▶

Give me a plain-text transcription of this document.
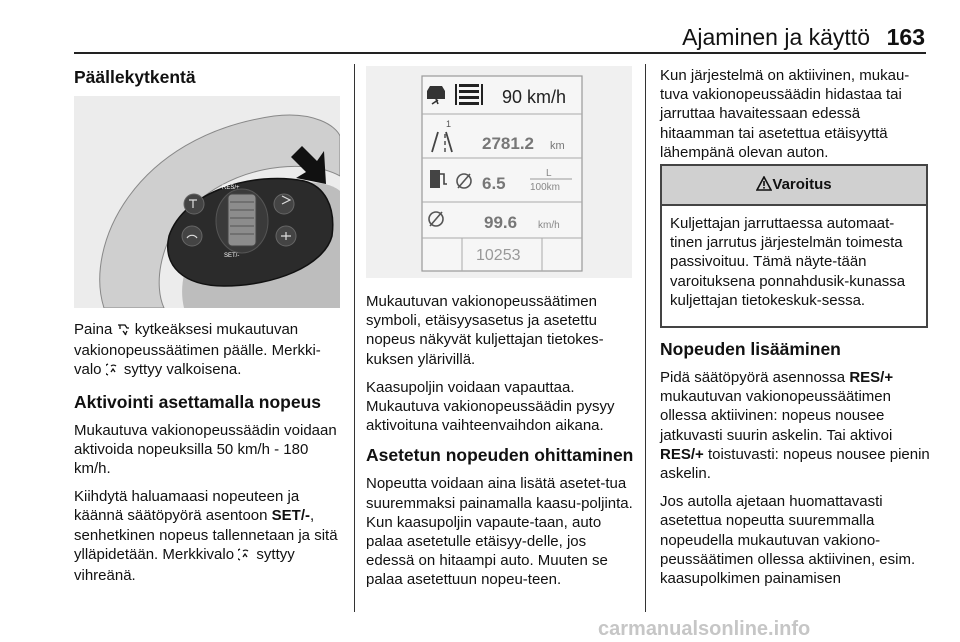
Ajaminen ja käyttö 163
Päällekytkentä
RES/+
SET/-

Paina kytkeäksesi mukautuvan vakionopeussäätimen päälle. Merkki-valo syttyy valkoisena.

Aktivointi asettamalla nopeus

Mukautuva vakionopeussäädin voidaan aktivoida nopeuksilla 50 km/h - 180 km/h.

Kiihdytä haluamaasi nopeuteen ja käännä säätöpyörä asentoon SET/-, senhetkinen nopeus tallennetaan ja sitä ylläpidetään. Merkkivalo syttyy vihreänä.

90 km/h
1
2781.2 km
6.5
L
100km
99.6 km/h
10253

Mukautuvan vakionopeussäätimen symboli, etäisyysasetus ja asetettu nopeus näkyvät kuljettajan tietokes-kuksen ylärivillä.

Kaasupoljin voidaan vapauttaa. Mukautuva vakionopeussäädin pysyy aktivoituna vaihteenvaihdon aikana.

Asetetun nopeuden ohittaminen

Nopeutta voidaan aina lisätä asetet-tua suuremmaksi painamalla kaasu-poljinta. Kun kaasupoljin vapaute-taan, auto palaa asetetulle etäisyy-delle, jos edessä on hitaampi auto. Muuten se palaa asetettuun nopeu-teen.

Kun järjestelmä on aktiivinen, mukau-tuva vakionopeussäädin hidastaa tai jarruttaa havaitessaan edessä hitaamman tai asetettua etäisyyttä lähempänä olevan auton.

Varoitus
Kuljettajan jarruttaessa automaat-tinen jarrutus järjestelmän toimesta passivoituu. Tämä näyte-tään varoituksena ponnahdusik-kunassa kuljettajan tietokeskuk-sessa.
Nopeuden lisääminen

Pidä säätöpyörä asennossa RES/+ mukautuvan vakionopeussäätimen ollessa aktiivinen: nopeus nousee jatkuvasti suurin askelin. Tai aktivoi RES/+ toistuvasti: nopeus nousee pienin askelin.

Jos autolla ajetaan huomattavasti asetettua nopeutta suuremmalla nopeudella mukautuvan vakiono-peussäätimen ollessa aktiivinen, esim. kaasupolkimen painamisen

carmanualsonline.info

◀

## Written task
Repeat the material above verbatim. Leave the pictures behind.

## Exercise answer
Give me a plain-text transcription of this document.
Ajaminen ja käyttö 163
Päällekytkentä
RES/+
SET/-

Paina kytkeäksesi mukautuvan vakionopeussäätimen päälle. Merkki-valo syttyy valkoisena.

Aktivointi asettamalla nopeus

Mukautuva vakionopeussäädin voidaan aktivoida nopeuksilla 50 km/h - 180 km/h.

Kiihdytä haluamaasi nopeuteen ja käännä säätöpyörä asentoon SET/-, senhetkinen nopeus tallennetaan ja sitä ylläpidetään. Merkkivalo syttyy vihreänä.

90 km/h
1
2781.2 km
6.5
L
100km
99.6 km/h
10253

Mukautuvan vakionopeussäätimen symboli, etäisyysasetus ja asetettu nopeus näkyvät kuljettajan tietokes-kuksen ylärivillä.

Kaasupoljin voidaan vapauttaa. Mukautuva vakionopeussäädin pysyy aktivoituna vaihteenvaihdon aikana.

Asetetun nopeuden ohittaminen

Nopeutta voidaan aina lisätä asetet-tua suuremmaksi painamalla kaasu-poljinta. Kun kaasupoljin vapaute-taan, auto palaa asetetulle etäisyy-delle, jos edessä on hitaampi auto. Muuten se palaa asetettuun nopeu-teen.

Kun järjestelmä on aktiivinen, mukau-tuva vakionopeussäädin hidastaa tai jarruttaa havaitessaan edessä hitaamman tai asetettua etäisyyttä lähempänä olevan auton.

Varoitus
Kuljettajan jarruttaessa automaat-tinen jarrutus järjestelmän toimesta passivoituu. Tämä näyte-tään varoituksena ponnahdusik-kunassa kuljettajan tietokeskuk-sessa.
Nopeuden lisääminen

Pidä säätöpyörä asennossa RES/+ mukautuvan vakionopeussäätimen ollessa aktiivinen: nopeus nousee jatkuvasti suurin askelin. Tai aktivoi RES/+ toistuvasti: nopeus nousee pienin askelin.

Jos autolla ajetaan huomattavasti asetettua nopeutta suuremmalla nopeudella mukautuvan vakiono-peussäätimen ollessa aktiivinen, esim. kaasupolkimen painamisen

carmanualsonline.info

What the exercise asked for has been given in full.